Quote every line as written. Omit pictures.
+++ ENTRIES PROVIDED +++
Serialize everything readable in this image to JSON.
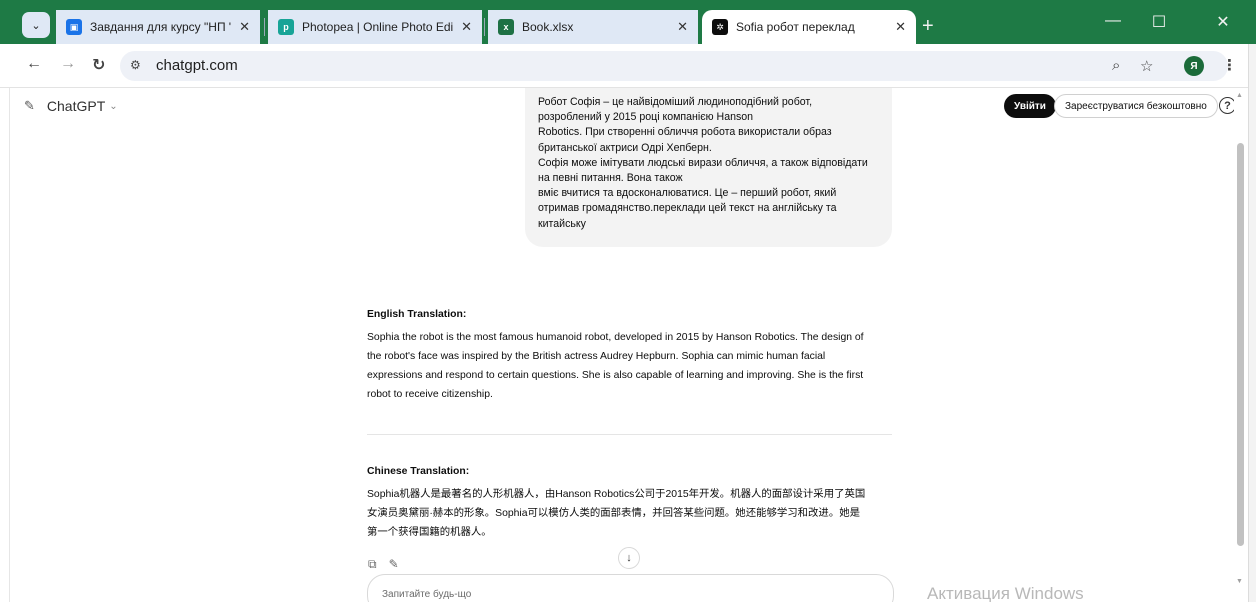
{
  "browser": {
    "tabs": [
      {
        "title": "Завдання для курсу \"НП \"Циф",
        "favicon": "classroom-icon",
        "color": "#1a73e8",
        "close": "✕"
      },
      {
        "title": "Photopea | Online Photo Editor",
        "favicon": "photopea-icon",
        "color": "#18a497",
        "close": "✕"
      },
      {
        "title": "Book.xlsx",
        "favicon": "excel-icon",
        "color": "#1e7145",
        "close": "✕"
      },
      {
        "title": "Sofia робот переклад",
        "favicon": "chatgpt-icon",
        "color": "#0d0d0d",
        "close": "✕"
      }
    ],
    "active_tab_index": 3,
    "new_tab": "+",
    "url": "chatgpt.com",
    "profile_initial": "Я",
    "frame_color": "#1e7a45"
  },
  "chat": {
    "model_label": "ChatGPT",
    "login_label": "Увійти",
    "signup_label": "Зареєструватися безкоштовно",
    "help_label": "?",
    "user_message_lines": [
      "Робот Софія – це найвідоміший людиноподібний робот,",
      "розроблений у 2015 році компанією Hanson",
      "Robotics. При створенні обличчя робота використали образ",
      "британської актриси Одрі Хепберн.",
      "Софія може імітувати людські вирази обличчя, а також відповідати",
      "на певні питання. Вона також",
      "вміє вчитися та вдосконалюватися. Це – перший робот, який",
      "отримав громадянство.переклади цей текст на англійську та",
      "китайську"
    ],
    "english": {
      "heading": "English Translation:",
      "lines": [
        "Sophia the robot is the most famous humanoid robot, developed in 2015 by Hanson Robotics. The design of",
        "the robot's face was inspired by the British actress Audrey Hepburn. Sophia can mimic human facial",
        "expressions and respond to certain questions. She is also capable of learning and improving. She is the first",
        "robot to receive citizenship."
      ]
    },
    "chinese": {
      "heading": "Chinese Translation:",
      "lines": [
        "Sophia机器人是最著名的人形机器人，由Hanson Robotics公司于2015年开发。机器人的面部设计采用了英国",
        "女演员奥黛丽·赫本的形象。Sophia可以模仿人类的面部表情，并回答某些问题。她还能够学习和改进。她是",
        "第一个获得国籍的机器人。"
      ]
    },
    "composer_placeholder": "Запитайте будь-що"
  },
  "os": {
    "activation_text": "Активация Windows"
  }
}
+++
#### COMPLETE RESPONSE:
Serialize everything readable in this image to JSON.
{
  "browser": {
    "tabs": [
      {
        "title": "Завдання для курсу \"НП \"Циф",
        "favicon": "classroom-icon",
        "color": "#1a73e8",
        "close": "✕"
      },
      {
        "title": "Photopea | Online Photo Editor",
        "favicon": "photopea-icon",
        "color": "#18a497",
        "close": "✕"
      },
      {
        "title": "Book.xlsx",
        "favicon": "excel-icon",
        "color": "#1e7145",
        "close": "✕"
      },
      {
        "title": "Sofia робот переклад",
        "favicon": "chatgpt-icon",
        "color": "#0d0d0d",
        "close": "✕"
      }
    ],
    "active_tab_index": 3,
    "new_tab": "+",
    "url": "chatgpt.com",
    "profile_initial": "Я",
    "frame_color": "#1e7a45"
  },
  "chat": {
    "model_label": "ChatGPT",
    "login_label": "Увійти",
    "signup_label": "Зареєструватися безкоштовно",
    "help_label": "?",
    "user_message_lines": [
      "Робот Софія – це найвідоміший людиноподібний робот,",
      "розроблений у 2015 році компанією Hanson",
      "Robotics. При створенні обличчя робота використали образ",
      "британської актриси Одрі Хепберн.",
      "Софія може імітувати людські вирази обличчя, а також відповідати",
      "на певні питання. Вона також",
      "вміє вчитися та вдосконалюватися. Це – перший робот, який",
      "отримав громадянство.переклади цей текст на англійську та",
      "китайську"
    ],
    "english": {
      "heading": "English Translation:",
      "lines": [
        "Sophia the robot is the most famous humanoid robot, developed in 2015 by Hanson Robotics. The design of",
        "the robot's face was inspired by the British actress Audrey Hepburn. Sophia can mimic human facial",
        "expressions and respond to certain questions. She is also capable of learning and improving. She is the first",
        "robot to receive citizenship."
      ]
    },
    "chinese": {
      "heading": "Chinese Translation:",
      "lines": [
        "Sophia机器人是最著名的人形机器人，由Hanson Robotics公司于2015年开发。机器人的面部设计采用了英国",
        "女演员奥黛丽·赫本的形象。Sophia可以模仿人类的面部表情，并回答某些问题。她还能够学习和改进。她是",
        "第一个获得国籍的机器人。"
      ]
    },
    "composer_placeholder": "Запитайте будь-що"
  },
  "os": {
    "activation_text": "Активация Windows"
  }
}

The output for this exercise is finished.